# Problem details
Print the whole listing exactly.

# Supplied records
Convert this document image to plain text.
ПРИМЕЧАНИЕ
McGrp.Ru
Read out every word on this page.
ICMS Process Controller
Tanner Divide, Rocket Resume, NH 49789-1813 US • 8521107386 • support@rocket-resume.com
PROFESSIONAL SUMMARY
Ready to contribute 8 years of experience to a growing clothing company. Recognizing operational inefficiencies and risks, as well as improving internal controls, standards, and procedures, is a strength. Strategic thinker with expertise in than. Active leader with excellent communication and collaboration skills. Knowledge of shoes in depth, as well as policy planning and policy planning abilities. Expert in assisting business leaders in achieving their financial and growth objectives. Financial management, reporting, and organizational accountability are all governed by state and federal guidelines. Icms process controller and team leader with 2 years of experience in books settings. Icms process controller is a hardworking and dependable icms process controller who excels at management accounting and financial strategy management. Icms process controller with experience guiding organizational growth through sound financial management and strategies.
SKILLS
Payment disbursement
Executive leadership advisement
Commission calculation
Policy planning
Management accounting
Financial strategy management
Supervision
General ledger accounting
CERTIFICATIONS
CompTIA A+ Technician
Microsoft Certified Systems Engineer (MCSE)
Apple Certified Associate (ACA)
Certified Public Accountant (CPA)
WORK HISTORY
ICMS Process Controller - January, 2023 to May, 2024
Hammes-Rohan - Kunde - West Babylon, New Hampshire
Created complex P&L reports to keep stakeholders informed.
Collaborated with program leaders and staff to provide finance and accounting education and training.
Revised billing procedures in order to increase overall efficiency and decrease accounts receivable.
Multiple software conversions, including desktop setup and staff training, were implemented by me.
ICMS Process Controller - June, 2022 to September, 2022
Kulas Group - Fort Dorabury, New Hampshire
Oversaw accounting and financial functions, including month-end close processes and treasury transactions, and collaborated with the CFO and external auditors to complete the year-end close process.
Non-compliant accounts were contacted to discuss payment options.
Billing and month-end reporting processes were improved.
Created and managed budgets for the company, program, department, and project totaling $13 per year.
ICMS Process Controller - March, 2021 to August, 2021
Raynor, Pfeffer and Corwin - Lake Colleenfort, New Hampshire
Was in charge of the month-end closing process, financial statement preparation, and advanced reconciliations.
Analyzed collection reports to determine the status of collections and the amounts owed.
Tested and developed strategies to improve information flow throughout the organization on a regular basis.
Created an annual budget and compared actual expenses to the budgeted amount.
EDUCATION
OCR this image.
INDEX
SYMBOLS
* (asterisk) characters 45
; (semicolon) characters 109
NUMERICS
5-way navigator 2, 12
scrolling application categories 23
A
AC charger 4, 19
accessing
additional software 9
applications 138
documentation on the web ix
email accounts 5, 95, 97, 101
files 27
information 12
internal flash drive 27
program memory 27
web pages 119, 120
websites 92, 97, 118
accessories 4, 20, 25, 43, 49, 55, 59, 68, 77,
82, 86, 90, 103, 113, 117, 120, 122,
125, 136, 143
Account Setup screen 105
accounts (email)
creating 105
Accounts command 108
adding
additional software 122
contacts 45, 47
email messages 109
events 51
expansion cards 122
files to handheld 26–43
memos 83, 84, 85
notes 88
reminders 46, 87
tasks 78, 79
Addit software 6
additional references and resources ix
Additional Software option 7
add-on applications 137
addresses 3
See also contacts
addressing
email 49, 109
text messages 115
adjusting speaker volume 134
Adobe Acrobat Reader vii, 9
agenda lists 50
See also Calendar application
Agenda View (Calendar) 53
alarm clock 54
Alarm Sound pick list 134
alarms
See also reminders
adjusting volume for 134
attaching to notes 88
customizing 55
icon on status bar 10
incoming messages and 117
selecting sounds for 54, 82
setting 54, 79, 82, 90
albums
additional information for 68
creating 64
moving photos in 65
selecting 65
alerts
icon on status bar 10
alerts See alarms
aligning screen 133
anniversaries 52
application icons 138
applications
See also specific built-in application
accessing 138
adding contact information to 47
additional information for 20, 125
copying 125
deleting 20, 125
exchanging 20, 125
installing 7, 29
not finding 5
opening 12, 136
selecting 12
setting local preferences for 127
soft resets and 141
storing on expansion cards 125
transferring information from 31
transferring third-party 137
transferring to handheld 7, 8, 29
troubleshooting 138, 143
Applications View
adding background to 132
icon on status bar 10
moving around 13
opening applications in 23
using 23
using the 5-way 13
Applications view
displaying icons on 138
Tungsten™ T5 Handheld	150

# Expected output
Convert this document image to plain text.
ПРИМЕЧАНИЕ
McGrp.Ru
Read out every word on this page.
ICMS Process Controller
Tanner Divide, Rocket Resume, NH 49789-1813 US • 8521107386 • support@rocket-resume.com
PROFESSIONAL SUMMARY
Ready to contribute 8 years of experience to a growing clothing company. Recognizing operational inefficiencies and risks, as well as improving internal controls, standards, and procedures, is a strength. Strategic thinker with expertise in than. Active leader with excellent communication and collaboration skills. Knowledge of shoes in depth, as well as policy planning and policy planning abilities. Expert in assisting business leaders in achieving their financial and growth objectives. Financial management, reporting, and organizational accountability are all governed by state and federal guidelines. Icms process controller and team leader with 2 years of experience in books settings. Icms process controller is a hardworking and dependable icms process controller who excels at management accounting and financial strategy management. Icms process controller with experience guiding organizational growth through sound financial management and strategies.
SKILLS
Payment disbursement
Executive leadership advisement
Commission calculation
Policy planning
Management accounting
Financial strategy management
Supervision
General ledger accounting
CERTIFICATIONS
CompTIA A+ Technician
Microsoft Certified Systems Engineer (MCSE)
Apple Certified Associate (ACA)
Certified Public Accountant (CPA)
WORK HISTORY
ICMS Process Controller - January, 2023 to May, 2024
Hammes-Rohan - Kunde - West Babylon, New Hampshire
Created complex P&L reports to keep stakeholders informed.
Collaborated with program leaders and staff to provide finance and accounting education and training.
Revised billing procedures in order to increase overall efficiency and decrease accounts receivable.
Multiple software conversions, including desktop setup and staff training, were implemented by me.
ICMS Process Controller - June, 2022 to September, 2022
Kulas Group - Fort Dorabury, New Hampshire
Oversaw accounting and financial functions, including month-end close processes and treasury transactions, and collaborated with the CFO and external auditors to complete the year-end close process.
Non-compliant accounts were contacted to discuss payment options.
Billing and month-end reporting processes were improved.
Created and managed budgets for the company, program, department, and project totaling $13 per year.
ICMS Process Controller - March, 2021 to August, 2021
Raynor, Pfeffer and Corwin - Lake Colleenfort, New Hampshire
Was in charge of the month-end closing process, financial statement preparation, and advanced reconciliations.
Analyzed collection reports to determine the status of collections and the amounts owed.
Tested and developed strategies to improve information flow throughout the organization on a regular basis.
Created an annual budget and compared actual expenses to the budgeted amount.
EDUCATION
OCR this image.
INDEX
SYMBOLS
* (asterisk) characters 45
; (semicolon) characters 109
NUMERICS
5-way navigator 2, 12
scrolling application categories 23
A
AC charger 4, 19
accessing
additional software 9
applications 138
documentation on the web ix
email accounts 5, 95, 97, 101
files 27
information 12
internal flash drive 27
program memory 27
web pages 119, 120
websites 92, 97, 118
accessories 4, 20, 25, 43, 49, 55, 59, 68, 77,
82, 86, 90, 103, 113, 117, 120, 122,
125, 136, 143
Account Setup screen 105
accounts (email)
creating 105
Accounts command 108
adding
additional software 122
contacts 45, 47
email messages 109
events 51
expansion cards 122
files to handheld 26–43
memos 83, 84, 85
notes 88
reminders 46, 87
tasks 78, 79
Addit software 6
additional references and resources ix
Additional Software option 7
add-on applications 137
addresses 3
See also contacts
addressing
email 49, 109
text messages 115
adjusting speaker volume 134
Adobe Acrobat Reader vii, 9
agenda lists 50
See also Calendar application
Agenda View (Calendar) 53
alarm clock 54
Alarm Sound pick list 134
alarms
See also reminders
adjusting volume for 134
attaching to notes 88
customizing 55
icon on status bar 10
incoming messages and 117
selecting sounds for 54, 82
setting 54, 79, 82, 90
albums
additional information for 68
creating 64
moving photos in 65
selecting 65
alerts
icon on status bar 10
alerts See alarms
aligning screen 133
anniversaries 52
application icons 138
applications
See also specific built-in application
accessing 138
adding contact information to 47
additional information for 20, 125
copying 125
deleting 20, 125
exchanging 20, 125
installing 7, 29
not finding 5
opening 12, 136
selecting 12
setting local preferences for 127
soft resets and 141
storing on expansion cards 125
transferring information from 31
transferring third-party 137
transferring to handheld 7, 8, 29
troubleshooting 138, 143
Applications View
adding background to 132
icon on status bar 10
moving around 13
opening applications in 23
using 23
using the 5-way 13
Applications view
displaying icons on 138
Tungsten™ T5 Handheld	150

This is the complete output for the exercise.